- TASK STATEMENT: Scan the records for the word "shield". Copy each line that includes it.

┄┄┄┄┄┄┄┄┄┄┄┄┄┄┄┄┄┄┄┄

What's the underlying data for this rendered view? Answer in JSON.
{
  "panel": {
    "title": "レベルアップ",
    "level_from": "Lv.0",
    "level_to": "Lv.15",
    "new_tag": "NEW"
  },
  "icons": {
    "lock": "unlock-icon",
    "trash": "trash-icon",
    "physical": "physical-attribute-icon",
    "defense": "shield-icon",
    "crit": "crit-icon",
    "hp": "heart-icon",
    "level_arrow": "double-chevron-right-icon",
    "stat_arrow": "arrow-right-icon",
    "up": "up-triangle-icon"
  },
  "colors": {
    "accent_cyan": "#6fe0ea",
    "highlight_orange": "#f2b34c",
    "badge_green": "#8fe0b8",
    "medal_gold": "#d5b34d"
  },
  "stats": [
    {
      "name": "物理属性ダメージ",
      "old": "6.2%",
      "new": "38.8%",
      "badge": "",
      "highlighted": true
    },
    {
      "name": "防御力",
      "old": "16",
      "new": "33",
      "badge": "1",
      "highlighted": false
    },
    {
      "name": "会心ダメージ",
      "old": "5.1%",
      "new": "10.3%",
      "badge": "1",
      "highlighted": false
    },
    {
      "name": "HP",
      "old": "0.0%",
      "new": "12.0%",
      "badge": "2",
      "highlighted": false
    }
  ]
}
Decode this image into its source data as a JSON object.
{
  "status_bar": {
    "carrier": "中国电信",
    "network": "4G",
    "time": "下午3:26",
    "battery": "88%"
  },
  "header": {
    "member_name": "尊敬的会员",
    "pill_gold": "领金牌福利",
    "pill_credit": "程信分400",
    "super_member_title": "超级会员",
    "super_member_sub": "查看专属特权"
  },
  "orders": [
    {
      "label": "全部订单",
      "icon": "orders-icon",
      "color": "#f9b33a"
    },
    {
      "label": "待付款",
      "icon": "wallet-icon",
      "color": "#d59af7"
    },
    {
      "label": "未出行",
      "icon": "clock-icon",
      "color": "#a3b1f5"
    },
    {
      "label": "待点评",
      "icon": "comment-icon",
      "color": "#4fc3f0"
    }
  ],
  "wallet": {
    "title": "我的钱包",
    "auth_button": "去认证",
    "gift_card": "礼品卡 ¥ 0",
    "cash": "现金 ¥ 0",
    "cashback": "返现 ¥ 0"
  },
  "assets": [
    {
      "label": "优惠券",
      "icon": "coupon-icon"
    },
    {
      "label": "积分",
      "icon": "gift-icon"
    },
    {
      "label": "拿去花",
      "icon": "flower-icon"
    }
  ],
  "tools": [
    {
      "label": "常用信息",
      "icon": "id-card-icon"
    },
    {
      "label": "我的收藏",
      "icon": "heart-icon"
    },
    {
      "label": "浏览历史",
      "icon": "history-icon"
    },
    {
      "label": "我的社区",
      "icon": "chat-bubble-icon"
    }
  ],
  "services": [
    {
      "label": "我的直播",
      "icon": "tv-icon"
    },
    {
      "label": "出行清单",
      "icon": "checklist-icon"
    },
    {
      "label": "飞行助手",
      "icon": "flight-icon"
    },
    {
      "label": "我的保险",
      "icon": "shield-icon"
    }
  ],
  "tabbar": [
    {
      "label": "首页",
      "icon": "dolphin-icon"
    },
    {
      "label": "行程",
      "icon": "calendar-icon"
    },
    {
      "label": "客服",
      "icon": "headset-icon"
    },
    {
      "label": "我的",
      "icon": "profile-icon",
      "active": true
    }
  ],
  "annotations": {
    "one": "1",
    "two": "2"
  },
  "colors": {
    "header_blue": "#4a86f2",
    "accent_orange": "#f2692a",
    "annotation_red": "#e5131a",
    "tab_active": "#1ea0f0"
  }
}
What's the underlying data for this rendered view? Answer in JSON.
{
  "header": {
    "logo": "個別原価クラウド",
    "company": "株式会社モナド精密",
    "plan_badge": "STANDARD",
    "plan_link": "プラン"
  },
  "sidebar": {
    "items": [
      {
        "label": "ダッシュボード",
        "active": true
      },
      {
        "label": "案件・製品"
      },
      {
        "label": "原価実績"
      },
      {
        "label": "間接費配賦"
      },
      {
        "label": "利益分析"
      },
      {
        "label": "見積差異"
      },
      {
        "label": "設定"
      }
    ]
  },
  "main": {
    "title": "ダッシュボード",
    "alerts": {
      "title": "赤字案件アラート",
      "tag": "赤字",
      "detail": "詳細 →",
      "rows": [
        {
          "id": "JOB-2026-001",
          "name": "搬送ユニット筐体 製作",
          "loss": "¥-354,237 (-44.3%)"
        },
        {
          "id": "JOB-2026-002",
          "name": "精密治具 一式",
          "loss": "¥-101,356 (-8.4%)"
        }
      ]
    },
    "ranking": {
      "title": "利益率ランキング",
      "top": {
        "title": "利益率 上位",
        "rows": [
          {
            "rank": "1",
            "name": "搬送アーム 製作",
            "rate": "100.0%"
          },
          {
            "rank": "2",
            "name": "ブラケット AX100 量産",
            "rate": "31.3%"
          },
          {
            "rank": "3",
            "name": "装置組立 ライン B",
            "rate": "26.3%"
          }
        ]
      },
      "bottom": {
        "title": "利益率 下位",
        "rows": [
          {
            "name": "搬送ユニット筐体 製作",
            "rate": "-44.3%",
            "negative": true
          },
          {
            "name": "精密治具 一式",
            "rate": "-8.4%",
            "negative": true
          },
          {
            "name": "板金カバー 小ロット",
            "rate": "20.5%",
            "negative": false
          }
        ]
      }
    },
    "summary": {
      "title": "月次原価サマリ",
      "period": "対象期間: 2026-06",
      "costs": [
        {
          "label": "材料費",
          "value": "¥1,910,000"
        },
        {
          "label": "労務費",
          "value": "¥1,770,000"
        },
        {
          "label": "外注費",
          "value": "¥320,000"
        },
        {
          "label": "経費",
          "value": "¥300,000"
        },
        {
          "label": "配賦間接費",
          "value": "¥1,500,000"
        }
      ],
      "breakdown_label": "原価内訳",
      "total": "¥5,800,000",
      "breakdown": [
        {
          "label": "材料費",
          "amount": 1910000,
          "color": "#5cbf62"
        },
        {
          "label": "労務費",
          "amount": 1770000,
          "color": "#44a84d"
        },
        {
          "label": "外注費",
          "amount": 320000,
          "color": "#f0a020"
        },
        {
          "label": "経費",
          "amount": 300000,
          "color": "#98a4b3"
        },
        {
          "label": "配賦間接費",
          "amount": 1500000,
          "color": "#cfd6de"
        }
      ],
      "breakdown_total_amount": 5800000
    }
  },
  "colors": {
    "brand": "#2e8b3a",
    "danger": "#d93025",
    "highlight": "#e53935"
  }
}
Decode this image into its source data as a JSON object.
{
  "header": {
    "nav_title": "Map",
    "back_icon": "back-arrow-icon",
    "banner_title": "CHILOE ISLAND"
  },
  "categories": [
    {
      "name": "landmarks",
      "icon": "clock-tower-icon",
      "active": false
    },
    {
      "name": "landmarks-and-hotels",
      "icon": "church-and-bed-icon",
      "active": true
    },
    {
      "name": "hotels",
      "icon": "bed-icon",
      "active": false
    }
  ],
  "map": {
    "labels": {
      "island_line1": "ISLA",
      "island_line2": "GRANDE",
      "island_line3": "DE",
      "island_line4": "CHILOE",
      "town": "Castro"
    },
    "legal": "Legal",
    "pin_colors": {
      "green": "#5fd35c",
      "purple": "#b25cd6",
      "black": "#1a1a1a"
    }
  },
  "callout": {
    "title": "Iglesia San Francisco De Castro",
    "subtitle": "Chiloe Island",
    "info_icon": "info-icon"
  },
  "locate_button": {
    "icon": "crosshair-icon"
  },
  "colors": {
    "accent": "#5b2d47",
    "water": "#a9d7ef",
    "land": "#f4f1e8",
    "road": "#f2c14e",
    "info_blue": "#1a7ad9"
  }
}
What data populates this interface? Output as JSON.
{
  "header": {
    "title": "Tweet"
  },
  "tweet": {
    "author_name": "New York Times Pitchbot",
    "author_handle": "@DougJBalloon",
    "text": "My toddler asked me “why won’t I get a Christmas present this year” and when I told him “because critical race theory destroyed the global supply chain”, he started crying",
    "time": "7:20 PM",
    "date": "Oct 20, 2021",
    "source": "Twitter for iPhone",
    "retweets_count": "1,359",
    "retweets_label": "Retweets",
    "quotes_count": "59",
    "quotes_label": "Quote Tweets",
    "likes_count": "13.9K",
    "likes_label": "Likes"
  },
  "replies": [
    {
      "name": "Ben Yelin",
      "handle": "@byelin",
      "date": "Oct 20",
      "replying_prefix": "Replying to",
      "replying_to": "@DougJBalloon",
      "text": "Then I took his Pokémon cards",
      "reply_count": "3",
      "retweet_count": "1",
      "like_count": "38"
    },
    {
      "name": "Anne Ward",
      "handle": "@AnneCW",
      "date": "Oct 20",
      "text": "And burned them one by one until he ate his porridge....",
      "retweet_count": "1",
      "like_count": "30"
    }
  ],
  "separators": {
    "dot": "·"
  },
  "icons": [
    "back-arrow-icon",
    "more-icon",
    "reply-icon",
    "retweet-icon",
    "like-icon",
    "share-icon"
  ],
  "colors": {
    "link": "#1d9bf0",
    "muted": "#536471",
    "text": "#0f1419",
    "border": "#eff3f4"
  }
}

┄┄┄┄┄┄┄┄┄┄┄┄┄┄┄┄┄┄┄┄

- SOLUTION TO THIS EXERCISE:
    "defense": "shield-icon",
      "icon": "shield-icon"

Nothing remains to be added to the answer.